_TASK REQUIREMENTS_.
Turn the lines of the material below into a JSON list of strings, one string per line with blank lines skipped, starting at the line containing "diagram-stage: 01Vision02Objectives03Strategies04Progra… <box>0" and going through the line containing "target-icon <box>700 246 730 276</box>". Include only those lines.

_Element boundary records_.
---*---

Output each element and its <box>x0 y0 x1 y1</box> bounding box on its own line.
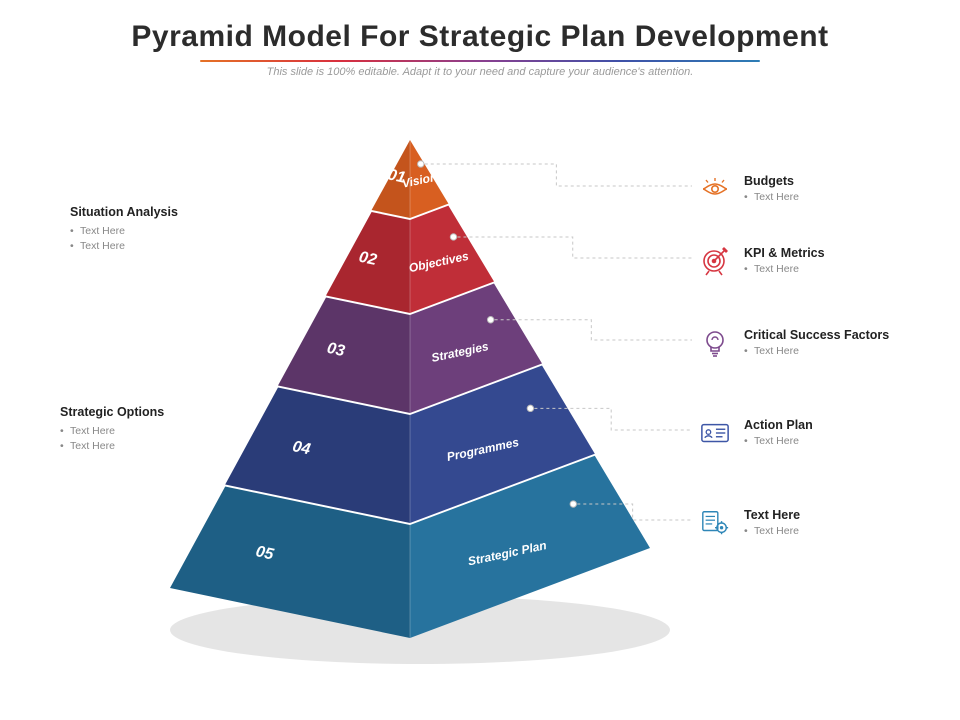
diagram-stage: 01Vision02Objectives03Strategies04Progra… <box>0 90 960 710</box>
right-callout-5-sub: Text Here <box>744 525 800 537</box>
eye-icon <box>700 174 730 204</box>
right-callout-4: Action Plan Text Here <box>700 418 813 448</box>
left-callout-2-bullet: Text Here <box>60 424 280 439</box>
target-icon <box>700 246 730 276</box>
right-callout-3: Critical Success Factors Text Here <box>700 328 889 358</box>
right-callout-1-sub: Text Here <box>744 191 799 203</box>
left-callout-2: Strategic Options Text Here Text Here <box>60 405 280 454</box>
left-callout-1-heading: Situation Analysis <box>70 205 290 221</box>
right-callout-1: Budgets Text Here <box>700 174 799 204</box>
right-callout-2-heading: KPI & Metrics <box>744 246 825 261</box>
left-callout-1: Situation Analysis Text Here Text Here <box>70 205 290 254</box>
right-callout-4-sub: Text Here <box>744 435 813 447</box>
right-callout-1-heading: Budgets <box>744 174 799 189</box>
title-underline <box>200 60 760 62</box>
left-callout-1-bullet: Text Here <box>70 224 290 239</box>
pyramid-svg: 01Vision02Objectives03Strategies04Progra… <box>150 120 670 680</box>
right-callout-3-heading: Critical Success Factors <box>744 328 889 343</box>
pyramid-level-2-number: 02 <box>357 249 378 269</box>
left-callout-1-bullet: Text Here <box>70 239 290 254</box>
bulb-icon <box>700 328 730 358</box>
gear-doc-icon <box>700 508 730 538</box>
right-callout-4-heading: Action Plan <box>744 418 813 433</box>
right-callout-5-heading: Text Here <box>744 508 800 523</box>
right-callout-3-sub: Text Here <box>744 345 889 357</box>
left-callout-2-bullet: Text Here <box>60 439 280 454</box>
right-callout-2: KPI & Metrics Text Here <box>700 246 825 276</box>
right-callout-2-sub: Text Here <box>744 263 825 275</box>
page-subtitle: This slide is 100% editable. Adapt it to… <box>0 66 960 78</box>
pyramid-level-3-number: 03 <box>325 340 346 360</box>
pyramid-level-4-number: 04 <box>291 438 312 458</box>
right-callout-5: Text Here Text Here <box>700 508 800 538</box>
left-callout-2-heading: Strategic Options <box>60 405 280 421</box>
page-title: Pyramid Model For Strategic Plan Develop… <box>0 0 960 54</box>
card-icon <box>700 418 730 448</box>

---*---

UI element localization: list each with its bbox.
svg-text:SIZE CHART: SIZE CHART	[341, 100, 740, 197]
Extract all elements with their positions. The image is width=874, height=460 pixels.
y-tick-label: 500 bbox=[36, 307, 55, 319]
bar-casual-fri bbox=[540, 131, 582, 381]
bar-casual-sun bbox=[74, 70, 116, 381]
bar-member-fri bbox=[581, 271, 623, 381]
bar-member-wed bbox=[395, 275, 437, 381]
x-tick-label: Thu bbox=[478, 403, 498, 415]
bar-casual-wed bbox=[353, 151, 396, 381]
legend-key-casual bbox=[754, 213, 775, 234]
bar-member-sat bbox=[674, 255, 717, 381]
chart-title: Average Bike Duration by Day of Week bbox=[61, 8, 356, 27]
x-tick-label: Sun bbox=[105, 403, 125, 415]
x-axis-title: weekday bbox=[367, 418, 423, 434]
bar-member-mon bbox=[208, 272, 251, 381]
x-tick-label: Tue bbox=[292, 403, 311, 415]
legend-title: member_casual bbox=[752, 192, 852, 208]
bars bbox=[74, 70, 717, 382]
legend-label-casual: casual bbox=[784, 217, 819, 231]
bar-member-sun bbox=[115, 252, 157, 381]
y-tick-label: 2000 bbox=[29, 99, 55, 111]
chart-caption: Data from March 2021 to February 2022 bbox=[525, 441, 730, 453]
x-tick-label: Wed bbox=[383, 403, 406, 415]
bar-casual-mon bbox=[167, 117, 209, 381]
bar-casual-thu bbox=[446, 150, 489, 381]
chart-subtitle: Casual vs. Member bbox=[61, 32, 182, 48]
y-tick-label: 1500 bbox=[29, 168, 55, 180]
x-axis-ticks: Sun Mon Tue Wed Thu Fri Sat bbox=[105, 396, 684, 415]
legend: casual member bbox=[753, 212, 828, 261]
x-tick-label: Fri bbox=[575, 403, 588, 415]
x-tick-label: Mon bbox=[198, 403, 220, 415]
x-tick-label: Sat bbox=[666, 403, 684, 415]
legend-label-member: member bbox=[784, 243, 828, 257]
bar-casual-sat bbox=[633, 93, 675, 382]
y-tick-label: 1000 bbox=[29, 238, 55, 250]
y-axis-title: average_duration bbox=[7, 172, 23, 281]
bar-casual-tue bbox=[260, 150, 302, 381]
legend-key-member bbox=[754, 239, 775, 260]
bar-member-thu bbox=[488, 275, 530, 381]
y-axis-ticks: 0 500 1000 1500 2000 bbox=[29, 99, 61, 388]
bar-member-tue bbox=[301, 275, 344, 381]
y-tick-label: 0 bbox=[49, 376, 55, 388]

---*---

_COMPLETE RESPONSE_.
[
  "diagram-stage: 01Vision02Objectives03Strategies04Progra… <box>0 90 960 710</box>",
  "right-callout-5-sub: Text Here <box>744 525 800 537</box>",
  "eye-icon <box>700 174 730 204</box>",
  "right-callout-4: Action Plan Text Here <box>700 418 813 448</box>",
  "left-callout-2-bullet: Text Here <box>60 424 280 439</box>",
  "target-icon <box>700 246 730 276</box>"
]